==== LISTED RECORDS
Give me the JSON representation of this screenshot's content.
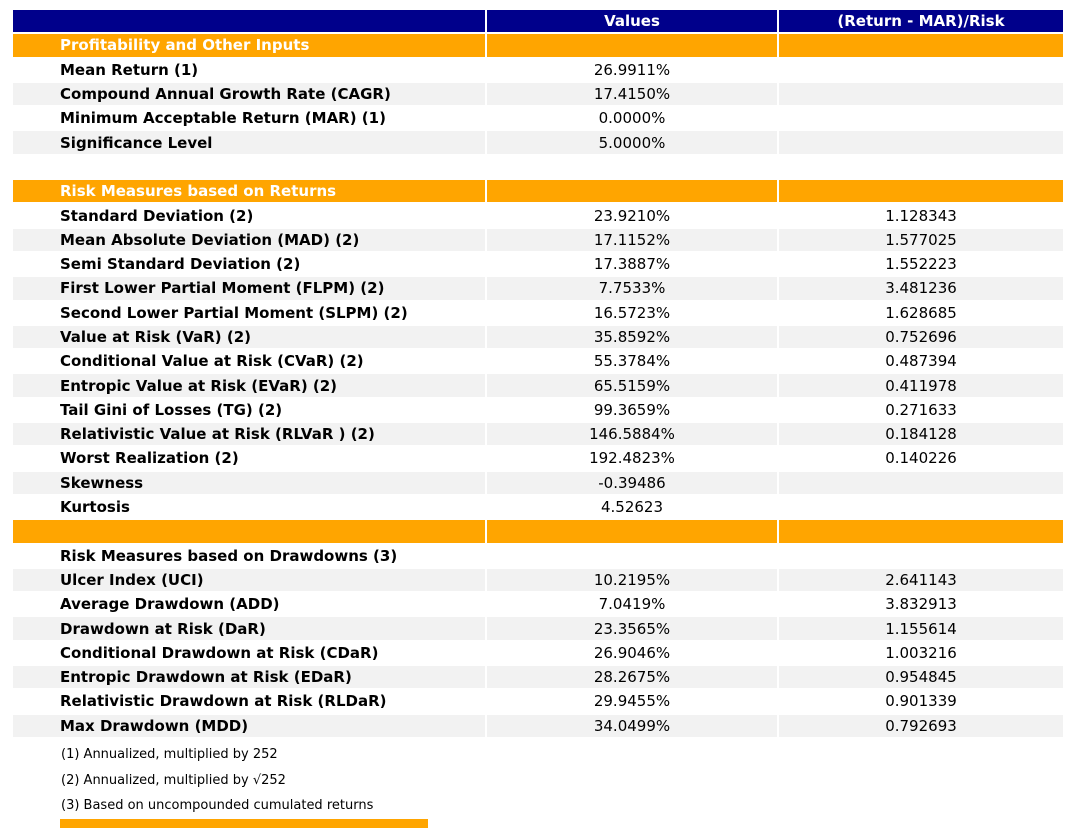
{
  "colors": {
    "header_bg": "#00008B",
    "section_bg": "#FFA500",
    "stripe_bg": "#F2F2F2",
    "header_text": "#FFFFFF",
    "text": "#000000"
  },
  "table": {
    "header": {
      "col1": "",
      "col2": "Values",
      "col3": "(Return - MAR)/Risk"
    },
    "rows": [
      {
        "type": "section",
        "shade": false,
        "label": "Profitability and Other Inputs",
        "value": "",
        "risk": ""
      },
      {
        "type": "data",
        "shade": false,
        "label": "Mean Return (1)",
        "value": "26.9911%",
        "risk": ""
      },
      {
        "type": "data",
        "shade": true,
        "label": "Compound Annual Growth Rate (CAGR)",
        "value": "17.4150%",
        "risk": ""
      },
      {
        "type": "data",
        "shade": false,
        "label": "Minimum Acceptable Return (MAR) (1)",
        "value": "0.0000%",
        "risk": ""
      },
      {
        "type": "data",
        "shade": true,
        "label": "Significance Level",
        "value": "5.0000%",
        "risk": ""
      },
      {
        "type": "spacer",
        "shade": false,
        "label": "",
        "value": "",
        "risk": ""
      },
      {
        "type": "section",
        "shade": false,
        "label": "Risk Measures based on Returns",
        "value": "",
        "risk": ""
      },
      {
        "type": "data",
        "shade": false,
        "label": "Standard Deviation (2)",
        "value": "23.9210%",
        "risk": "1.128343"
      },
      {
        "type": "data",
        "shade": true,
        "label": "Mean Absolute Deviation (MAD) (2)",
        "value": "17.1152%",
        "risk": "1.577025"
      },
      {
        "type": "data",
        "shade": false,
        "label": "Semi Standard Deviation (2)",
        "value": "17.3887%",
        "risk": "1.552223"
      },
      {
        "type": "data",
        "shade": true,
        "label": "First Lower Partial Moment (FLPM) (2)",
        "value": "7.7533%",
        "risk": "3.481236"
      },
      {
        "type": "data",
        "shade": false,
        "label": "Second Lower Partial Moment (SLPM) (2)",
        "value": "16.5723%",
        "risk": "1.628685"
      },
      {
        "type": "data",
        "shade": true,
        "label": "Value at Risk (VaR) (2)",
        "value": "35.8592%",
        "risk": "0.752696"
      },
      {
        "type": "data",
        "shade": false,
        "label": "Conditional Value at Risk (CVaR) (2)",
        "value": "55.3784%",
        "risk": "0.487394"
      },
      {
        "type": "data",
        "shade": true,
        "label": "Entropic Value at Risk (EVaR) (2)",
        "value": "65.5159%",
        "risk": "0.411978"
      },
      {
        "type": "data",
        "shade": false,
        "label": "Tail Gini of Losses (TG) (2)",
        "value": "99.3659%",
        "risk": "0.271633"
      },
      {
        "type": "data",
        "shade": true,
        "label": "Relativistic Value at Risk (RLVaR ) (2)",
        "value": "146.5884%",
        "risk": "0.184128"
      },
      {
        "type": "data",
        "shade": false,
        "label": "Worst Realization (2)",
        "value": "192.4823%",
        "risk": "0.140226"
      },
      {
        "type": "data",
        "shade": true,
        "label": "Skewness",
        "value": "-0.39486",
        "risk": ""
      },
      {
        "type": "data",
        "shade": false,
        "label": "Kurtosis",
        "value": "4.52623",
        "risk": ""
      },
      {
        "type": "section",
        "shade": false,
        "label": "",
        "value": "",
        "risk": ""
      },
      {
        "type": "subheader",
        "shade": false,
        "label": "Risk Measures based on Drawdowns (3)",
        "value": "",
        "risk": ""
      },
      {
        "type": "data",
        "shade": true,
        "label": "Ulcer Index (UCI)",
        "value": "10.2195%",
        "risk": "2.641143"
      },
      {
        "type": "data",
        "shade": false,
        "label": "Average Drawdown (ADD)",
        "value": "7.0419%",
        "risk": "3.832913"
      },
      {
        "type": "data",
        "shade": true,
        "label": "Drawdown at Risk (DaR)",
        "value": "23.3565%",
        "risk": "1.155614"
      },
      {
        "type": "data",
        "shade": false,
        "label": "Conditional Drawdown at Risk (CDaR)",
        "value": "26.9046%",
        "risk": "1.003216"
      },
      {
        "type": "data",
        "shade": true,
        "label": "Entropic Drawdown at Risk (EDaR)",
        "value": "28.2675%",
        "risk": "0.954845"
      },
      {
        "type": "data",
        "shade": false,
        "label": "Relativistic Drawdown at Risk (RLDaR)",
        "value": "29.9455%",
        "risk": "0.901339"
      },
      {
        "type": "data",
        "shade": true,
        "label": "Max Drawdown (MDD)",
        "value": "34.0499%",
        "risk": "0.792693"
      }
    ]
  },
  "footnotes": [
    "(1) Annualized, multiplied by 252",
    "(2) Annualized, multiplied by √252",
    "(3) Based on uncompounded cumulated returns"
  ]
}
========
*GIVEN PROBLEM*: Collect the lines of the data that carry the word "Entropic".

*SOLUTION TO THIS PROBLEM*:
        "label": "Entropic Value at Risk (EVaR) (2)",
        "label": "Entropic Drawdown at Risk (EDaR)",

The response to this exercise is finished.